*WHAT YOU SHOULD DO*
In the records below, find each line with the word "protected" and copy it.

--- Start DATASET ---

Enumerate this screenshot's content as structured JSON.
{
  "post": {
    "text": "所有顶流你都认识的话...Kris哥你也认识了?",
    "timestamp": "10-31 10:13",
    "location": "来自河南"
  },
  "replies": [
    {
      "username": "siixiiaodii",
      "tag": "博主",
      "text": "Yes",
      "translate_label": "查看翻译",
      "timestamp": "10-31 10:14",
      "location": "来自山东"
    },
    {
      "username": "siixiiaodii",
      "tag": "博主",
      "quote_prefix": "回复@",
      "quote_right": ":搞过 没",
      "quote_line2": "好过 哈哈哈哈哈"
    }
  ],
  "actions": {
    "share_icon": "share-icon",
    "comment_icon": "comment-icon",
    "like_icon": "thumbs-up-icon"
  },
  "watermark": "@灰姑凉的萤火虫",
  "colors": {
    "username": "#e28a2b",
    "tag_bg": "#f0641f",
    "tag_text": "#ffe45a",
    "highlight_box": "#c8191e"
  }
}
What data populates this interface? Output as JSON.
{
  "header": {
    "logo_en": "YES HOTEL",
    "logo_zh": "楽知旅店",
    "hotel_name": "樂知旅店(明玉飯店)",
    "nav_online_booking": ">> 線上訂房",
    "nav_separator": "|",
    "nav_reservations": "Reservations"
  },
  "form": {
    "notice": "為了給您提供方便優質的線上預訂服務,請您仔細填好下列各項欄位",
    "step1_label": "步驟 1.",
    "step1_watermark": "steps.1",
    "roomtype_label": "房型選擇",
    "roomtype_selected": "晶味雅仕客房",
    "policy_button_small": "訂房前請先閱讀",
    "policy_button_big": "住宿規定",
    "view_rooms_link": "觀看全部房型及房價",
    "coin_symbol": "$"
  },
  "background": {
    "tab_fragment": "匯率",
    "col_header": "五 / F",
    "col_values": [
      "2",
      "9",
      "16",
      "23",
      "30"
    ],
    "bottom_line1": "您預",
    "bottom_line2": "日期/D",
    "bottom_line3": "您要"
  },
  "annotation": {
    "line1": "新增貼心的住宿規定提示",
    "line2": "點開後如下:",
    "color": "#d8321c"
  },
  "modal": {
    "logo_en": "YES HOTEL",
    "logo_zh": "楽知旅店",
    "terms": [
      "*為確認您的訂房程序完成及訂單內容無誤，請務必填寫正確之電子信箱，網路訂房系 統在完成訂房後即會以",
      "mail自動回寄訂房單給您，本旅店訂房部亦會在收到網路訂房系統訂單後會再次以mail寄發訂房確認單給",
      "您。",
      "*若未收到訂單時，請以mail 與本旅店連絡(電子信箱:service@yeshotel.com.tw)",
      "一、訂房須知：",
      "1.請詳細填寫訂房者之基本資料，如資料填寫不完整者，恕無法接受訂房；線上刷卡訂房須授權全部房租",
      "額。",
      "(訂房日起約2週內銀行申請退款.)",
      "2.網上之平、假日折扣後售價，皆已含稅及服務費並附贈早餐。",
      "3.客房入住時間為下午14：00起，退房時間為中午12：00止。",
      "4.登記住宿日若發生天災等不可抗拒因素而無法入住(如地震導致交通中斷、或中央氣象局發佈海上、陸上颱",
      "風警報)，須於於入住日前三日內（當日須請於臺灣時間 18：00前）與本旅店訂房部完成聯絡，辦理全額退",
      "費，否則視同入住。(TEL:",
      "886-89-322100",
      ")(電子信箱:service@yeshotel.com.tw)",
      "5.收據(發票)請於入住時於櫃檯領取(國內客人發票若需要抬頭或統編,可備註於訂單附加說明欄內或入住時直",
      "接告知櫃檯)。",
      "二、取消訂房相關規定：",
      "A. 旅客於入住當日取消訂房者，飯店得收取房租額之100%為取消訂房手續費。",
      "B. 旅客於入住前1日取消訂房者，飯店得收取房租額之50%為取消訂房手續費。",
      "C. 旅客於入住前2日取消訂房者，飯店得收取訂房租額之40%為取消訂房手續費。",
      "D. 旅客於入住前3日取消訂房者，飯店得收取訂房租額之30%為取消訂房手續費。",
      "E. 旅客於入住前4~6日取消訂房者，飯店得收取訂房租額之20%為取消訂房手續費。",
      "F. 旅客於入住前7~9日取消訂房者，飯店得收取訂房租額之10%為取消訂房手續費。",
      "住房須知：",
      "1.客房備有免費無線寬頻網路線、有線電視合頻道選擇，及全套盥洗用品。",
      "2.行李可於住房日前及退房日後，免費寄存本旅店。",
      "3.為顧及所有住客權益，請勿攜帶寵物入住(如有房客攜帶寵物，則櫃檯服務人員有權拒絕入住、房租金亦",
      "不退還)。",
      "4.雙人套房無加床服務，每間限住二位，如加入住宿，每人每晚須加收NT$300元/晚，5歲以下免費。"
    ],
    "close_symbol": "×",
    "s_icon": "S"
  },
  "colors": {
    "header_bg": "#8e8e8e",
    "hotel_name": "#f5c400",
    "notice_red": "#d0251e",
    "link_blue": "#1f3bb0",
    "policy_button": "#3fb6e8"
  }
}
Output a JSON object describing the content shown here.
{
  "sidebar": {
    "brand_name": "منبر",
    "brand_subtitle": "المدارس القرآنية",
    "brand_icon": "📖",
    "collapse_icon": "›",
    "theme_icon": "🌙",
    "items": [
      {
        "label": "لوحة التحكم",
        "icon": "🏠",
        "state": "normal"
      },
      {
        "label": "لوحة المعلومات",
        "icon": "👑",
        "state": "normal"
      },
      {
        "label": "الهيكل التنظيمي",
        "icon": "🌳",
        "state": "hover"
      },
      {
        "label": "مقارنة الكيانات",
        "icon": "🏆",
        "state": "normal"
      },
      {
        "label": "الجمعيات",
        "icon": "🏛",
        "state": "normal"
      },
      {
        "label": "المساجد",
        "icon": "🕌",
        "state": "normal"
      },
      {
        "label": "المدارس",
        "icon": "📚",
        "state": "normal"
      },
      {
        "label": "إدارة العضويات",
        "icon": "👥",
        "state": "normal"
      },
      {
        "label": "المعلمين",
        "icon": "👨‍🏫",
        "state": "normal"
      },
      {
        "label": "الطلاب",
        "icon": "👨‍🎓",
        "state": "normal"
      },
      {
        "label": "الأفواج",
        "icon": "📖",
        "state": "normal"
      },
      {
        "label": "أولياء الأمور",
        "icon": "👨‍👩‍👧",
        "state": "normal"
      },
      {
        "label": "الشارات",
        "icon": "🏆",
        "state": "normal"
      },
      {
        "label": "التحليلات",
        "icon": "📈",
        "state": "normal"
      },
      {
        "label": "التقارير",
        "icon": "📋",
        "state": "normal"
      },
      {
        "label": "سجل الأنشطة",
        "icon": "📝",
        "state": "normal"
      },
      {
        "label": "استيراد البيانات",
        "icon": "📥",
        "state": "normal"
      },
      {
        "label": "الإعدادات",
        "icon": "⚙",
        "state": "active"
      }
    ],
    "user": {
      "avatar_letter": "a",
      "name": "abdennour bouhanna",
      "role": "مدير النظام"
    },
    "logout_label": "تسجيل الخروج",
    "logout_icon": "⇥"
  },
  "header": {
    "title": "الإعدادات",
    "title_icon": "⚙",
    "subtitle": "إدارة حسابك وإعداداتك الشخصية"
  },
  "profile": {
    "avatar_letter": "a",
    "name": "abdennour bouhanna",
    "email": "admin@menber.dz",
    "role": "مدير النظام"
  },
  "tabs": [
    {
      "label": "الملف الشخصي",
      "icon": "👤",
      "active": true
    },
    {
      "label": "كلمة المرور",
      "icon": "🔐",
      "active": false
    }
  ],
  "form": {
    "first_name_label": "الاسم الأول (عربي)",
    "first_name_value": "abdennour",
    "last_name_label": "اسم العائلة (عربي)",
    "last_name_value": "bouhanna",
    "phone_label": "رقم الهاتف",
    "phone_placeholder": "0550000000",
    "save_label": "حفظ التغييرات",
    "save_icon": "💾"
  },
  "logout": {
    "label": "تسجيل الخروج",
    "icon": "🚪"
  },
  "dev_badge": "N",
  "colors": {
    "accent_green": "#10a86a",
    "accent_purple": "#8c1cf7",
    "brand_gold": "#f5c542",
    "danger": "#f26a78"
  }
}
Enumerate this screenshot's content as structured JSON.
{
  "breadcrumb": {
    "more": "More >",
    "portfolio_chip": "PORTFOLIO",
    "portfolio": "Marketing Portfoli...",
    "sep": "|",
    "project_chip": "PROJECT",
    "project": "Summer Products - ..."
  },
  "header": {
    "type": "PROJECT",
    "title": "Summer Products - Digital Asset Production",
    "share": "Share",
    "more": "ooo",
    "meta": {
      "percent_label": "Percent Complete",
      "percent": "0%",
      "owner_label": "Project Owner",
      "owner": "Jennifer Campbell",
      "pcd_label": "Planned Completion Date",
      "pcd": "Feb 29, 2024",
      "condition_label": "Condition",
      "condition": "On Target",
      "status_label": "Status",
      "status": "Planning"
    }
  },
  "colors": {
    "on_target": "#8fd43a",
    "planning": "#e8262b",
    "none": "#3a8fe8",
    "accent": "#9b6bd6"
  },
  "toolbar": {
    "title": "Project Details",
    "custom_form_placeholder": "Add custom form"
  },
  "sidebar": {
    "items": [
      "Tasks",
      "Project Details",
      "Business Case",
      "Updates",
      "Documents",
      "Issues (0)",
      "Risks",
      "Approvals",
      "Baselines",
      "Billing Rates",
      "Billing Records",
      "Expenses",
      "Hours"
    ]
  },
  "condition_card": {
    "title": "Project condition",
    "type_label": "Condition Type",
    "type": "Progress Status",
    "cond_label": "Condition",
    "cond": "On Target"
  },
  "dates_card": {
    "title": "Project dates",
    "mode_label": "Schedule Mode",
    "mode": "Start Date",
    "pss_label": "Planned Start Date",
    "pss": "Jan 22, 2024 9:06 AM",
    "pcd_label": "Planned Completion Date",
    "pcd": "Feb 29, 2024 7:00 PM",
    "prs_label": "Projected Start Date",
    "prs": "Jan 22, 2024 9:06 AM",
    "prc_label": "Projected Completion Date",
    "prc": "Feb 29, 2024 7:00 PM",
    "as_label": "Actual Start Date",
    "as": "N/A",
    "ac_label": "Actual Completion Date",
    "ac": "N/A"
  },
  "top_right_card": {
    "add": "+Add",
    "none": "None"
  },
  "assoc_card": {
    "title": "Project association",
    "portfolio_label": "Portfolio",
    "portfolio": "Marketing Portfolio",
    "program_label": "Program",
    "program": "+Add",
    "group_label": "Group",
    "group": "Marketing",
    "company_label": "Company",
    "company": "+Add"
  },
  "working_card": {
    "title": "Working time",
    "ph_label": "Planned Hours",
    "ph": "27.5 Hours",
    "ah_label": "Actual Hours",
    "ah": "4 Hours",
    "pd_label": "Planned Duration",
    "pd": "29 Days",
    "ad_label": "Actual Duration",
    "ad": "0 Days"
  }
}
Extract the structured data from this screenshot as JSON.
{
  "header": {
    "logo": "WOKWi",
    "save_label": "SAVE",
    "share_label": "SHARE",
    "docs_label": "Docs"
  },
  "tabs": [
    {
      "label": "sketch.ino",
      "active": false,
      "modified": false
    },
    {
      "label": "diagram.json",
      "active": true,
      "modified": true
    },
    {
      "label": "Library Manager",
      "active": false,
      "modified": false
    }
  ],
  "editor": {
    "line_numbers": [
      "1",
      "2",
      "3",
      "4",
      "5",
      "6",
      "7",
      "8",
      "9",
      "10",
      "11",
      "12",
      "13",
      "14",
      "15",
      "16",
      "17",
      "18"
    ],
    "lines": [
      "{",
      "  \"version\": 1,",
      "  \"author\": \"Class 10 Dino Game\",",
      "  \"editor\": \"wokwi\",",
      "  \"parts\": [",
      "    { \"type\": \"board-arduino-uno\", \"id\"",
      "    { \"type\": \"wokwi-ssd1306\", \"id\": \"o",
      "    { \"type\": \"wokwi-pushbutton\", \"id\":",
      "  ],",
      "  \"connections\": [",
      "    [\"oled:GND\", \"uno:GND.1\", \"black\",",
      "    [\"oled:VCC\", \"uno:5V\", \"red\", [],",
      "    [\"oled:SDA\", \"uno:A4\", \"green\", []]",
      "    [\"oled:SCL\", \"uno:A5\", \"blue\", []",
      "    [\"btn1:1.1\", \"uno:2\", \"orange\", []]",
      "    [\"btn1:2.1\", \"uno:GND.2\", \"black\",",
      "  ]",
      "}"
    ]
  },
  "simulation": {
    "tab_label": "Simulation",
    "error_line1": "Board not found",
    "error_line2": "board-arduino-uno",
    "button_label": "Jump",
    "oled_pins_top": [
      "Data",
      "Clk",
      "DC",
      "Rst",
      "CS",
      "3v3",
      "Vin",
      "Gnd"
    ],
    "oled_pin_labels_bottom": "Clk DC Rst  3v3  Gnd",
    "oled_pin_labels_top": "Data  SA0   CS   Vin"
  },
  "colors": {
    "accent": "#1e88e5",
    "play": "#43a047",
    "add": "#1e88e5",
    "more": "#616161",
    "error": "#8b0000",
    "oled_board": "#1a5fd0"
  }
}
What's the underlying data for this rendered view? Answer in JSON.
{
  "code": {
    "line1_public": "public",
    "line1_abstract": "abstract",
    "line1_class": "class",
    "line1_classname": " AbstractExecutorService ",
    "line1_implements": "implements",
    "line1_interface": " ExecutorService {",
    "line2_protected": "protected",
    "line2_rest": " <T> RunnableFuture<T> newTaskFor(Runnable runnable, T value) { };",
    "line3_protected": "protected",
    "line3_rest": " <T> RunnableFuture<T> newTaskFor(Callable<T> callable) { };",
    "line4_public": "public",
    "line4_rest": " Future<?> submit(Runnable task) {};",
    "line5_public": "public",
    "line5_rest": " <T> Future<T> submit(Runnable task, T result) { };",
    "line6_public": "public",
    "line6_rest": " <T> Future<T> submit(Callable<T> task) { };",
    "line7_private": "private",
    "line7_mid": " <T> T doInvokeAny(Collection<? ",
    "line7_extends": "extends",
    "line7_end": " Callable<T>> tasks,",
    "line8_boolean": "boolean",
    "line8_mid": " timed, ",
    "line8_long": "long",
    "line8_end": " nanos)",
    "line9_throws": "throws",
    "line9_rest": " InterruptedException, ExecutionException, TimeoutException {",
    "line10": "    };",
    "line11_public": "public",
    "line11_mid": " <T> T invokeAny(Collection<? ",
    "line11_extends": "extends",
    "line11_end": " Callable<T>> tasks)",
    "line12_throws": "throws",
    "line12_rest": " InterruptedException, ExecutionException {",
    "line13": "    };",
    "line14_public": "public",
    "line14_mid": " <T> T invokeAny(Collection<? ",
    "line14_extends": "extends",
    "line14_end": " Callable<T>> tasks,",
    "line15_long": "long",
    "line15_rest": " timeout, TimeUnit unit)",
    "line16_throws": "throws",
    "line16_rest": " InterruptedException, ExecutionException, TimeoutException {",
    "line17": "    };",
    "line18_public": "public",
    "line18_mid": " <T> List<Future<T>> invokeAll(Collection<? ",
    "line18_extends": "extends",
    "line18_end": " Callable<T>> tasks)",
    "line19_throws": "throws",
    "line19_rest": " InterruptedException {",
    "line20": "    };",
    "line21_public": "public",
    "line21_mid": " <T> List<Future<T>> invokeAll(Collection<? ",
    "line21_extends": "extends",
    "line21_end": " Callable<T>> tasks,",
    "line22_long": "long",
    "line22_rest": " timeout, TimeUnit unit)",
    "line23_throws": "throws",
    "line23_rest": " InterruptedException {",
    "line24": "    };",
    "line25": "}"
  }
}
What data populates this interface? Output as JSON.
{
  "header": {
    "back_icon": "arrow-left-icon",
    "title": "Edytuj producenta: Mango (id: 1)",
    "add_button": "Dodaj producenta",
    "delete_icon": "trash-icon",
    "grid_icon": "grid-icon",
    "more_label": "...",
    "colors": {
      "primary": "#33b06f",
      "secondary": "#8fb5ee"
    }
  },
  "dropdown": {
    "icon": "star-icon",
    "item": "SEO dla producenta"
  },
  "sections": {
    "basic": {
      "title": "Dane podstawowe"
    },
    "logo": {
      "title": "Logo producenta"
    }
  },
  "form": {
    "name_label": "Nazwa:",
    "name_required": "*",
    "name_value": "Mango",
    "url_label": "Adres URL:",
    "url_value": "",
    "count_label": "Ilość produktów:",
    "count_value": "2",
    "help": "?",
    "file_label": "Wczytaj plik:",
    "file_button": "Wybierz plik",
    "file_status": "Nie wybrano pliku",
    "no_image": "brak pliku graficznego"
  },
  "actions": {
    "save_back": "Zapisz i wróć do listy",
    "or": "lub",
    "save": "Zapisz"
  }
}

--- End DATASET ---

*EXPECTED OUTPUT*
    "line2_protected": "protected",
    "line3_protected": "protected",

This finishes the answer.